***** RECORDS PROVIDED

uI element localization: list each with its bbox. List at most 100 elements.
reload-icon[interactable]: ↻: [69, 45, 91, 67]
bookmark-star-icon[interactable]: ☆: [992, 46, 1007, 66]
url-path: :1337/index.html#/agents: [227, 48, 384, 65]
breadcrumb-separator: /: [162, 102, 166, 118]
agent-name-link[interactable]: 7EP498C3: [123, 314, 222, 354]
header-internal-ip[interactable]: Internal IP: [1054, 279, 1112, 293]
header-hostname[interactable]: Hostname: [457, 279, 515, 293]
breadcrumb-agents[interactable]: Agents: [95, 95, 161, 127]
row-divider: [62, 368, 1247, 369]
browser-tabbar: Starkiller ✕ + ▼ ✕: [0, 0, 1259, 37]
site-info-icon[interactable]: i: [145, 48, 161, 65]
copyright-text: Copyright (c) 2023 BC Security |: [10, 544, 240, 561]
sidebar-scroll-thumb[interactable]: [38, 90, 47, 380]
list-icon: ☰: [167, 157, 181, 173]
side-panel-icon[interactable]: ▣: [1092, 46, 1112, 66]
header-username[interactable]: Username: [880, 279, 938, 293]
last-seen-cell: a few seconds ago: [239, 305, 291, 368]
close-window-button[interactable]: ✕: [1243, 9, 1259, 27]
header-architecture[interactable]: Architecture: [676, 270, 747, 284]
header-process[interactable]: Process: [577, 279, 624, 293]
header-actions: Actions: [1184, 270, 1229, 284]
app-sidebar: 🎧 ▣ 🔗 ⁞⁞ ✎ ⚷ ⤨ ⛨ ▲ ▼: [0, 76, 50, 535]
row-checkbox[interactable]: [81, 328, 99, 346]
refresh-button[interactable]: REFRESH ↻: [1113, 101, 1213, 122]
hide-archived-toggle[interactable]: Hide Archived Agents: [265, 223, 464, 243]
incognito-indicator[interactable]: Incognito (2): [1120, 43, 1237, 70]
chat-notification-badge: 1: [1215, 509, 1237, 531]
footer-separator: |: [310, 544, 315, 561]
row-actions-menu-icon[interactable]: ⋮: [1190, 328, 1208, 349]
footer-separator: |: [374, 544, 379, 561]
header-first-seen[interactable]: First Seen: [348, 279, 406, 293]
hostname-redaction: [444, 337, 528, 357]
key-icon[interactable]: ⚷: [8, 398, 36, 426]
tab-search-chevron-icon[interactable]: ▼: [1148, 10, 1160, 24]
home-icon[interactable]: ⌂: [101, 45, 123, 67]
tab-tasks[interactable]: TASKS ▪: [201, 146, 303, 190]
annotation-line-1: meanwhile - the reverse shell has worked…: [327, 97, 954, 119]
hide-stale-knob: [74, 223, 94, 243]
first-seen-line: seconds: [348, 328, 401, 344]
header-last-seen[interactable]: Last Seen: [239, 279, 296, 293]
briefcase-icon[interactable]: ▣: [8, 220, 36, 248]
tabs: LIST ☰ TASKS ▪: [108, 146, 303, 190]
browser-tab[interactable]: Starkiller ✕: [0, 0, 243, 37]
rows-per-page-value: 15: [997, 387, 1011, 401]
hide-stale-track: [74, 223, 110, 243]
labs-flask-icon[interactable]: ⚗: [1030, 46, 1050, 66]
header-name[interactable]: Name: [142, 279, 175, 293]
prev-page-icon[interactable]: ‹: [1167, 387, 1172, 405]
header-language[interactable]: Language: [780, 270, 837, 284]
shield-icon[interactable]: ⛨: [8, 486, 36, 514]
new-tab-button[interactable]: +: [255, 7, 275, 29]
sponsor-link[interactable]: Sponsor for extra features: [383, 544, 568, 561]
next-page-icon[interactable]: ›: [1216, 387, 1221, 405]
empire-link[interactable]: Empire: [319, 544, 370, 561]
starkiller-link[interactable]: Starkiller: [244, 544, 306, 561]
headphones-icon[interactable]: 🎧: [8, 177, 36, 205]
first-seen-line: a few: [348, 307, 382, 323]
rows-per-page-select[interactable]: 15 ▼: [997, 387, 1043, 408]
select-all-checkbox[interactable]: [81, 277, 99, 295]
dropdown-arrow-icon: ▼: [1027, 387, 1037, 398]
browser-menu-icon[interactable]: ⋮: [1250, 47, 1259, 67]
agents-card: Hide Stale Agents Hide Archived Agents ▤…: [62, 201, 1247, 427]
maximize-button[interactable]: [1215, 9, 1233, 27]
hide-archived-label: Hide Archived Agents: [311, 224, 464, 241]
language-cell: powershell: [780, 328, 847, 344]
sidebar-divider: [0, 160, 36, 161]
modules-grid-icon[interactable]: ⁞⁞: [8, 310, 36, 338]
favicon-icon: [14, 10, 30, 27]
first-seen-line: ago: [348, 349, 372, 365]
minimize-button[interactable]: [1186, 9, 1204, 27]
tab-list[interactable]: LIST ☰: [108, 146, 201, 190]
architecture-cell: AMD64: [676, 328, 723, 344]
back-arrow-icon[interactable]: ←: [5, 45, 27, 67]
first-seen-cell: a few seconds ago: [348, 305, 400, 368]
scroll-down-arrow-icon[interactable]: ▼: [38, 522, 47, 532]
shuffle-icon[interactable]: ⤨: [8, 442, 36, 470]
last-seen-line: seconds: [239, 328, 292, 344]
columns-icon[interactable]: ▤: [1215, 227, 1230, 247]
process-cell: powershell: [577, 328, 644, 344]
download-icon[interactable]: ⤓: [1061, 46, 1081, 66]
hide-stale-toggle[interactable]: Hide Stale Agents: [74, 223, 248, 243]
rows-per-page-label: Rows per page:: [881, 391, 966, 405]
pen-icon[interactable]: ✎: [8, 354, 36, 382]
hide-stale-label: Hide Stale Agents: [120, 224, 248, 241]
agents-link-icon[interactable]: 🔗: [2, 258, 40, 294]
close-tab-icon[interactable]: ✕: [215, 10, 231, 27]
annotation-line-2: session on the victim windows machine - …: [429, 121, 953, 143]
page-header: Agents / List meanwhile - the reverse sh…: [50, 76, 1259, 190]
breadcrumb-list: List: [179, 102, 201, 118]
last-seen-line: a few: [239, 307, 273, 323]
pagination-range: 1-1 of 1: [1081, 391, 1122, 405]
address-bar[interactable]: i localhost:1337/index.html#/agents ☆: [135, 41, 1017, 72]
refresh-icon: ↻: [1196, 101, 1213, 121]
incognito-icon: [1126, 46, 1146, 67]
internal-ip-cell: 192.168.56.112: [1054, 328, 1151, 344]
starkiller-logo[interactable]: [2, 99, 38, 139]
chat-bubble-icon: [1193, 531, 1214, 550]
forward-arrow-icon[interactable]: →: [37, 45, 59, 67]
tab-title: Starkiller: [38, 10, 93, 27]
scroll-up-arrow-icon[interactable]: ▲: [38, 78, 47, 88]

**********

◆ YOUR TASK
Rewrite the lines from the start of the records through the line containing "last-seen-cell: a few" as a JSON list of strings, one string per line, leaving out any blank lines.

◆ SOLVED PROBLEM
[
  "uI element localization: list each with its bbox. List at most 100 elements.",
  "reload-icon[interactable]: ↻: [69, 45, 91, 67]",
  "bookmark-star-icon[interactable]: ☆: [992, 46, 1007, 66]",
  "url-path: :1337/index.html#/agents: [227, 48, 384, 65]",
  "breadcrumb-separator: /: [162, 102, 166, 118]",
  "agent-name-link[interactable]: 7EP498C3: [123, 314, 222, 354]",
  "header-internal-ip[interactable]: Internal IP: [1054, 279, 1112, 293]",
  "header-hostname[interactable]: Hostname: [457, 279, 515, 293]",
  "breadcrumb-agents[interactable]: Agents: [95, 95, 161, 127]",
  "row-divider: [62, 368, 1247, 369]",
  "browser-tabbar: Starkiller ✕ + ▼ ✕: [0, 0, 1259, 37]",
  "site-info-icon[interactable]: i: [145, 48, 161, 65]",
  "copyright-text: Copyright (c) 2023 BC Security |: [10, 544, 240, 561]",
  "sidebar-scroll-thumb[interactable]: [38, 90, 47, 380]",
  "list-icon: ☰: [167, 157, 181, 173]",
  "side-panel-icon[interactable]: ▣: [1092, 46, 1112, 66]",
  "header-username[interactable]: Username: [880, 279, 938, 293]",
  "last-seen-cell: a few seconds ago: [239, 305, 291, 368]"
]